### Task objective
Output the material below unchanged, apart from leaving out the pictures.

### Given records
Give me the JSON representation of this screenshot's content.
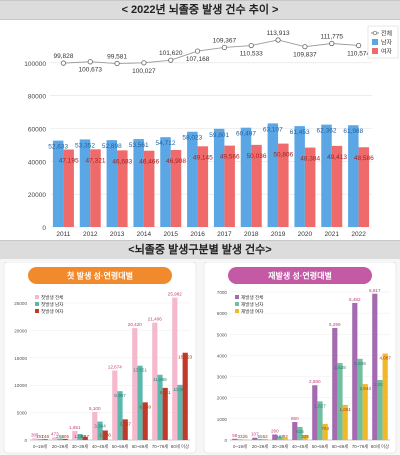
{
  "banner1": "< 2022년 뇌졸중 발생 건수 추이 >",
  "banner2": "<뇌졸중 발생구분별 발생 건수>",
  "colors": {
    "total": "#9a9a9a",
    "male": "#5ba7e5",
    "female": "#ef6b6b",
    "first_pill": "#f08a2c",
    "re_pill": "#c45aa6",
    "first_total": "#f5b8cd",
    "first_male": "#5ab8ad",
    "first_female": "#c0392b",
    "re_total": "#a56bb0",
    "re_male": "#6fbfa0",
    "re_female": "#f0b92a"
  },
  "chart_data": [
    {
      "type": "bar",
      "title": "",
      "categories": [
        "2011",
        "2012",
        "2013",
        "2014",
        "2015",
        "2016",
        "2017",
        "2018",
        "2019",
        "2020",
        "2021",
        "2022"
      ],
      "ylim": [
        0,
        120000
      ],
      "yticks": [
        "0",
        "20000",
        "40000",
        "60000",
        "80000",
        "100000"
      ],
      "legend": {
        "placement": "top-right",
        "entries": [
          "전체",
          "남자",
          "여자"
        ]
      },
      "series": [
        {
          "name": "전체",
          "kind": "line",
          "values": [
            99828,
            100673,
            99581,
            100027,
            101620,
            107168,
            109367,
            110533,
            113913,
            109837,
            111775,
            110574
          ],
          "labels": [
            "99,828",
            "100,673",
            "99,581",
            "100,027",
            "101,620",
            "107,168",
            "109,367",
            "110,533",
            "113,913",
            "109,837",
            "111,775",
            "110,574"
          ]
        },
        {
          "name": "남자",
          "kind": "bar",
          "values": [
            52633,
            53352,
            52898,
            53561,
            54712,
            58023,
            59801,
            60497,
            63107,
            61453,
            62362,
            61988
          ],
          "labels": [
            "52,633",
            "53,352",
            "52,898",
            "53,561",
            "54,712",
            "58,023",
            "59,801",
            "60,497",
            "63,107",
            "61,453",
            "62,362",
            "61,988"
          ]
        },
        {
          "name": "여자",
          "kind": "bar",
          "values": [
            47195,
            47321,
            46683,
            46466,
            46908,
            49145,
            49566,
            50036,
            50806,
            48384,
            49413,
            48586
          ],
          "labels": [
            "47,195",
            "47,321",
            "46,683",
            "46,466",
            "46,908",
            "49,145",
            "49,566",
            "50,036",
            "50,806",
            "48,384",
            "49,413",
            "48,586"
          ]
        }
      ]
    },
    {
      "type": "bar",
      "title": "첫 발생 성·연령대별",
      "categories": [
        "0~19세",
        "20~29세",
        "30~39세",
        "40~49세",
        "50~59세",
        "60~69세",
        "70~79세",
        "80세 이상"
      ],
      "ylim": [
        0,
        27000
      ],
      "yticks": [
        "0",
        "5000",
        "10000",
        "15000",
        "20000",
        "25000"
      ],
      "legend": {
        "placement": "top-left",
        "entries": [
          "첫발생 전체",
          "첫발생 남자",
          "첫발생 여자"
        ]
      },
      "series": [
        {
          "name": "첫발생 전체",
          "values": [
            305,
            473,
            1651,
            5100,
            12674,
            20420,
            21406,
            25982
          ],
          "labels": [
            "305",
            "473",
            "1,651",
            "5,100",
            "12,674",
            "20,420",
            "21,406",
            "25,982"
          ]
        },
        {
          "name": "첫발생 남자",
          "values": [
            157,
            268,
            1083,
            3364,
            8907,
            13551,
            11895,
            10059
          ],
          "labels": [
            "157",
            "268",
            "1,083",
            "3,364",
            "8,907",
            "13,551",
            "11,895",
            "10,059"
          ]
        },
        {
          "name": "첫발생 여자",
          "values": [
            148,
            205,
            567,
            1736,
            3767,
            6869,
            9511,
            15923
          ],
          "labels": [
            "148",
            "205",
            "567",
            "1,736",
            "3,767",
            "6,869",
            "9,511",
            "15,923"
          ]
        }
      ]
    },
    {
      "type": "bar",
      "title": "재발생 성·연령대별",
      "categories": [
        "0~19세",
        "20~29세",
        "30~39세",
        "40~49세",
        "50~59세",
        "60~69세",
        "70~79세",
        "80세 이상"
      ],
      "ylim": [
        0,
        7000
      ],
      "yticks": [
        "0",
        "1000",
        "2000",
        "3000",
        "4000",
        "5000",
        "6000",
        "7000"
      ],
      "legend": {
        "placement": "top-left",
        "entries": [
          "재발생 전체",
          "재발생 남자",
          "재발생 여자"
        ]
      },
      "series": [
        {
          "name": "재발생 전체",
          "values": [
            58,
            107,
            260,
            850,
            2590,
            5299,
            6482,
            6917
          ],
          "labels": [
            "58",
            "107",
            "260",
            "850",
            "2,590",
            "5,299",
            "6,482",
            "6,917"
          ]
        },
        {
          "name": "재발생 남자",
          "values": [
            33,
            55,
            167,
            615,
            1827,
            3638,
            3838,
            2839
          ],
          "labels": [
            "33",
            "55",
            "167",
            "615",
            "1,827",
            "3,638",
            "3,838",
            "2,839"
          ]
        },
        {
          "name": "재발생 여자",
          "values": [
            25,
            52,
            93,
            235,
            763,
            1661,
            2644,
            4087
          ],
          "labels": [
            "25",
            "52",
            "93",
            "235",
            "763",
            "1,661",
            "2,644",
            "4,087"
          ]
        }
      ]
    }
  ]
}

### Solution below
Give me the JSON representation of this screenshot's content.
{
  "banner1": "< 2022년 뇌졸중 발생 건수 추이 >",
  "banner2": "<뇌졸중 발생구분별 발생 건수>",
  "colors": {
    "total": "#9a9a9a",
    "male": "#5ba7e5",
    "female": "#ef6b6b",
    "first_pill": "#f08a2c",
    "re_pill": "#c45aa6",
    "first_total": "#f5b8cd",
    "first_male": "#5ab8ad",
    "first_female": "#c0392b",
    "re_total": "#a56bb0",
    "re_male": "#6fbfa0",
    "re_female": "#f0b92a"
  },
  "chart_data": [
    {
      "type": "bar",
      "title": "",
      "categories": [
        "2011",
        "2012",
        "2013",
        "2014",
        "2015",
        "2016",
        "2017",
        "2018",
        "2019",
        "2020",
        "2021",
        "2022"
      ],
      "ylim": [
        0,
        120000
      ],
      "yticks": [
        "0",
        "20000",
        "40000",
        "60000",
        "80000",
        "100000"
      ],
      "legend": {
        "placement": "top-right",
        "entries": [
          "전체",
          "남자",
          "여자"
        ]
      },
      "series": [
        {
          "name": "전체",
          "kind": "line",
          "values": [
            99828,
            100673,
            99581,
            100027,
            101620,
            107168,
            109367,
            110533,
            113913,
            109837,
            111775,
            110574
          ],
          "labels": [
            "99,828",
            "100,673",
            "99,581",
            "100,027",
            "101,620",
            "107,168",
            "109,367",
            "110,533",
            "113,913",
            "109,837",
            "111,775",
            "110,574"
          ]
        },
        {
          "name": "남자",
          "kind": "bar",
          "values": [
            52633,
            53352,
            52898,
            53561,
            54712,
            58023,
            59801,
            60497,
            63107,
            61453,
            62362,
            61988
          ],
          "labels": [
            "52,633",
            "53,352",
            "52,898",
            "53,561",
            "54,712",
            "58,023",
            "59,801",
            "60,497",
            "63,107",
            "61,453",
            "62,362",
            "61,988"
          ]
        },
        {
          "name": "여자",
          "kind": "bar",
          "values": [
            47195,
            47321,
            46683,
            46466,
            46908,
            49145,
            49566,
            50036,
            50806,
            48384,
            49413,
            48586
          ],
          "labels": [
            "47,195",
            "47,321",
            "46,683",
            "46,466",
            "46,908",
            "49,145",
            "49,566",
            "50,036",
            "50,806",
            "48,384",
            "49,413",
            "48,586"
          ]
        }
      ]
    },
    {
      "type": "bar",
      "title": "첫 발생 성·연령대별",
      "categories": [
        "0~19세",
        "20~29세",
        "30~39세",
        "40~49세",
        "50~59세",
        "60~69세",
        "70~79세",
        "80세 이상"
      ],
      "ylim": [
        0,
        27000
      ],
      "yticks": [
        "0",
        "5000",
        "10000",
        "15000",
        "20000",
        "25000"
      ],
      "legend": {
        "placement": "top-left",
        "entries": [
          "첫발생 전체",
          "첫발생 남자",
          "첫발생 여자"
        ]
      },
      "series": [
        {
          "name": "첫발생 전체",
          "values": [
            305,
            473,
            1651,
            5100,
            12674,
            20420,
            21406,
            25982
          ],
          "labels": [
            "305",
            "473",
            "1,651",
            "5,100",
            "12,674",
            "20,420",
            "21,406",
            "25,982"
          ]
        },
        {
          "name": "첫발생 남자",
          "values": [
            157,
            268,
            1083,
            3364,
            8907,
            13551,
            11895,
            10059
          ],
          "labels": [
            "157",
            "268",
            "1,083",
            "3,364",
            "8,907",
            "13,551",
            "11,895",
            "10,059"
          ]
        },
        {
          "name": "첫발생 여자",
          "values": [
            148,
            205,
            567,
            1736,
            3767,
            6869,
            9511,
            15923
          ],
          "labels": [
            "148",
            "205",
            "567",
            "1,736",
            "3,767",
            "6,869",
            "9,511",
            "15,923"
          ]
        }
      ]
    },
    {
      "type": "bar",
      "title": "재발생 성·연령대별",
      "categories": [
        "0~19세",
        "20~29세",
        "30~39세",
        "40~49세",
        "50~59세",
        "60~69세",
        "70~79세",
        "80세 이상"
      ],
      "ylim": [
        0,
        7000
      ],
      "yticks": [
        "0",
        "1000",
        "2000",
        "3000",
        "4000",
        "5000",
        "6000",
        "7000"
      ],
      "legend": {
        "placement": "top-left",
        "entries": [
          "재발생 전체",
          "재발생 남자",
          "재발생 여자"
        ]
      },
      "series": [
        {
          "name": "재발생 전체",
          "values": [
            58,
            107,
            260,
            850,
            2590,
            5299,
            6482,
            6917
          ],
          "labels": [
            "58",
            "107",
            "260",
            "850",
            "2,590",
            "5,299",
            "6,482",
            "6,917"
          ]
        },
        {
          "name": "재발생 남자",
          "values": [
            33,
            55,
            167,
            615,
            1827,
            3638,
            3838,
            2839
          ],
          "labels": [
            "33",
            "55",
            "167",
            "615",
            "1,827",
            "3,638",
            "3,838",
            "2,839"
          ]
        },
        {
          "name": "재발생 여자",
          "values": [
            25,
            52,
            93,
            235,
            763,
            1661,
            2644,
            4087
          ],
          "labels": [
            "25",
            "52",
            "93",
            "235",
            "763",
            "1,661",
            "2,644",
            "4,087"
          ]
        }
      ]
    }
  ]
}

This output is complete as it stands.